■ What you will do ■
Check each line of the material below for the string "fitted", then report how many lines have it, and nothing else.

start Supplied data

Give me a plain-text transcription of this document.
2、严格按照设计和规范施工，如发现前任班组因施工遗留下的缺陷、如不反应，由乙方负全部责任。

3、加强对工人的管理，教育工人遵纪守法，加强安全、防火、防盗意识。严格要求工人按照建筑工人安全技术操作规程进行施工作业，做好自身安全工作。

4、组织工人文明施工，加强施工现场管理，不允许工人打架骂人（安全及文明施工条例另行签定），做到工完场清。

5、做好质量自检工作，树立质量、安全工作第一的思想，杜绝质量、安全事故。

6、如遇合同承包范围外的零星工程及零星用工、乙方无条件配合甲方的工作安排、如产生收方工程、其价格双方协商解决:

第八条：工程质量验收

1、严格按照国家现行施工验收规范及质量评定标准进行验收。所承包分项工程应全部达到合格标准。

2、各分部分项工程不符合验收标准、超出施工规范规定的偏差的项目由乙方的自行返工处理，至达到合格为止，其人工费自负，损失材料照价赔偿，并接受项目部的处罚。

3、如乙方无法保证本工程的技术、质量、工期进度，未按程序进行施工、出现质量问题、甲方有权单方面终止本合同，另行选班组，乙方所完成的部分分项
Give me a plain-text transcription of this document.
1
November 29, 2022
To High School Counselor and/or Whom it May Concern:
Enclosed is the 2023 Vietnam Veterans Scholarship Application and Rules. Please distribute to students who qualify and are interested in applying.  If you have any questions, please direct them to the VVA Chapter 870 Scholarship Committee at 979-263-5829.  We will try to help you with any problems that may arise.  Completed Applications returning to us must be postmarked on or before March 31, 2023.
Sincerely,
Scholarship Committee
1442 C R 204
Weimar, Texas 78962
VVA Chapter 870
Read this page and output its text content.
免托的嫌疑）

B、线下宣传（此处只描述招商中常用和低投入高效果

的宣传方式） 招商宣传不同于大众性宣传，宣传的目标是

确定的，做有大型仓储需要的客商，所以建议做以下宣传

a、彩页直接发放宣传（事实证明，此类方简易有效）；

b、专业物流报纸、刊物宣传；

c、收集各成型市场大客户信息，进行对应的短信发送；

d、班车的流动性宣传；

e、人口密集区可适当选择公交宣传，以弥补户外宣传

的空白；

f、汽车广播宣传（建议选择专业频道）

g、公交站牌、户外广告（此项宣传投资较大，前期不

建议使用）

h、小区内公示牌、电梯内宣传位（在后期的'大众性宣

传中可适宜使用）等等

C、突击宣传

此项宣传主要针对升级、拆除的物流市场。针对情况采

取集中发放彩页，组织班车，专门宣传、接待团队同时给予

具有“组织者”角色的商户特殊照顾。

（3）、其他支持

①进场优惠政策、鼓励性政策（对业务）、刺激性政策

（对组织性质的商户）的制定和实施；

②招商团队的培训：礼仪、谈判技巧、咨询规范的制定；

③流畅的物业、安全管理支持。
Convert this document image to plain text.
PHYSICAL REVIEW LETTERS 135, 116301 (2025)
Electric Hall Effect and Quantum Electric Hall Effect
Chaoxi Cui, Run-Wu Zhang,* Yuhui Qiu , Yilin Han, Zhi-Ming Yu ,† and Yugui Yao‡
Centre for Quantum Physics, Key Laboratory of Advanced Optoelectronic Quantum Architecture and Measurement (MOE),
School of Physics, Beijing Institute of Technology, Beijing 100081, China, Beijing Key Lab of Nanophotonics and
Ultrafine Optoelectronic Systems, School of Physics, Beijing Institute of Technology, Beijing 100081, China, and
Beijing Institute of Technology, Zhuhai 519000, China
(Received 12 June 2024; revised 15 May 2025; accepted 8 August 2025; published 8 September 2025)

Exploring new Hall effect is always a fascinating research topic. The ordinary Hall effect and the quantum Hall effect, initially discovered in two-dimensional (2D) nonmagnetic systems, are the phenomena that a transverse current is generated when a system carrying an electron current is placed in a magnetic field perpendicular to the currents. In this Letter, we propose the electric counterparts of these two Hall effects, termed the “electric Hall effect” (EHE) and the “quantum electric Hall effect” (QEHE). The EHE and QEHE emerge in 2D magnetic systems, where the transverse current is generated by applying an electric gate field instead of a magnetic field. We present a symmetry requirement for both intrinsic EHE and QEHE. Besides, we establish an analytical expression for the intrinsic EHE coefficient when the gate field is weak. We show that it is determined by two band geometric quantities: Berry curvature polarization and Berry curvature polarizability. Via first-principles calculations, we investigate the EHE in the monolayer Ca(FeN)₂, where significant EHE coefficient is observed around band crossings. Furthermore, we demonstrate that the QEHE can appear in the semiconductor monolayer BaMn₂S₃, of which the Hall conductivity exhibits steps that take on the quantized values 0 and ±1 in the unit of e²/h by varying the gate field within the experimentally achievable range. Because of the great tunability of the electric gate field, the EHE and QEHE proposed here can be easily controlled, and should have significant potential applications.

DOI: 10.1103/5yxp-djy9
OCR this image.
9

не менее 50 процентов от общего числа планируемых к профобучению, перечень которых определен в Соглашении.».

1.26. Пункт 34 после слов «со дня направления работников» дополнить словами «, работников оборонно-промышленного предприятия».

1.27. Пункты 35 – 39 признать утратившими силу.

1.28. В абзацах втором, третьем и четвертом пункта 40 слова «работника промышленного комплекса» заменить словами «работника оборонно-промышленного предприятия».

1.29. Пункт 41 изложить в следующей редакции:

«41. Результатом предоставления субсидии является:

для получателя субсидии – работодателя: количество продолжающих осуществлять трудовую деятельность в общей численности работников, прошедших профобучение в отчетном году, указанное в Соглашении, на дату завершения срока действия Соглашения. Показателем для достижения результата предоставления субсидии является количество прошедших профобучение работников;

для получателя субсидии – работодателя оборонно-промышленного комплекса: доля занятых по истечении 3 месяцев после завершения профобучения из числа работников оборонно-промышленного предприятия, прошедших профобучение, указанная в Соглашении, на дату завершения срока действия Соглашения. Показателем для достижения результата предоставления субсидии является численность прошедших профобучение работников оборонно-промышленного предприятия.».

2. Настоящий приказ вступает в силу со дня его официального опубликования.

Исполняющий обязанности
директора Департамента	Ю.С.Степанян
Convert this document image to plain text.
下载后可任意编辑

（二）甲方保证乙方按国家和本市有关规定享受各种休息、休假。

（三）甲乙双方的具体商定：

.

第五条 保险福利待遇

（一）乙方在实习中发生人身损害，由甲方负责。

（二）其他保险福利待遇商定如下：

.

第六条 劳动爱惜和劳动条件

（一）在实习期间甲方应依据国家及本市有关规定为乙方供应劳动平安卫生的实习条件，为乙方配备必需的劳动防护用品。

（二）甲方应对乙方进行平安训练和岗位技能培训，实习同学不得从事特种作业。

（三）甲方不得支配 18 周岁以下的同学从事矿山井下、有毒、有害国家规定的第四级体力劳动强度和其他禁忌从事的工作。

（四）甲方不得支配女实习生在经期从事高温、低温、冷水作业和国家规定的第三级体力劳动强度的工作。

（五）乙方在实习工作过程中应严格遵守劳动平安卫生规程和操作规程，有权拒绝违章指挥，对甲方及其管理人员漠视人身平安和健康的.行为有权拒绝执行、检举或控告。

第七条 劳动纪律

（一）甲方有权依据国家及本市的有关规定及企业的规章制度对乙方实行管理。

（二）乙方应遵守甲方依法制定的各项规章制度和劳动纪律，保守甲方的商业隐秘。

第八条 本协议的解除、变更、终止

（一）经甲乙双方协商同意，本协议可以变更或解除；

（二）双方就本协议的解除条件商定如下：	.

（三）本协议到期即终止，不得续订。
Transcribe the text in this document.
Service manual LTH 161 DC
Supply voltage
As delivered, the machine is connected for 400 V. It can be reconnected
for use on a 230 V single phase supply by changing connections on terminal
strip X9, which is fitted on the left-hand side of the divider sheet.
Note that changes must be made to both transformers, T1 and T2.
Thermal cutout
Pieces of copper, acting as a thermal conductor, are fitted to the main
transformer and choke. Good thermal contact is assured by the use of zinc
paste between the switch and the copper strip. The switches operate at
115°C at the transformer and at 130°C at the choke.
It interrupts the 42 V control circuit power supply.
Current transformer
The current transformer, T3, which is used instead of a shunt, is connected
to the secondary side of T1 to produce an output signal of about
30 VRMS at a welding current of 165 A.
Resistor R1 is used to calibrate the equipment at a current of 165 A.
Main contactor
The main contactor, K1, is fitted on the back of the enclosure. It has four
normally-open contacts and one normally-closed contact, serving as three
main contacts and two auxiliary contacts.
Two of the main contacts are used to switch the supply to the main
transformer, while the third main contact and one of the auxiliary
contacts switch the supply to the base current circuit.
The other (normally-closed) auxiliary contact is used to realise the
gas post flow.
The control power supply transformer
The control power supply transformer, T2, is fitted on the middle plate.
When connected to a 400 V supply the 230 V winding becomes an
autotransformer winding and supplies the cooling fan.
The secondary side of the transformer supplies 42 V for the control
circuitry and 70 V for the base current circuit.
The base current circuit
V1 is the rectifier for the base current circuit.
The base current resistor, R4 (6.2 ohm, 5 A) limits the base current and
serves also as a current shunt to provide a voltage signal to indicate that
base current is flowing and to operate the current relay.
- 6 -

end Supplied data

■ Written solution ■
4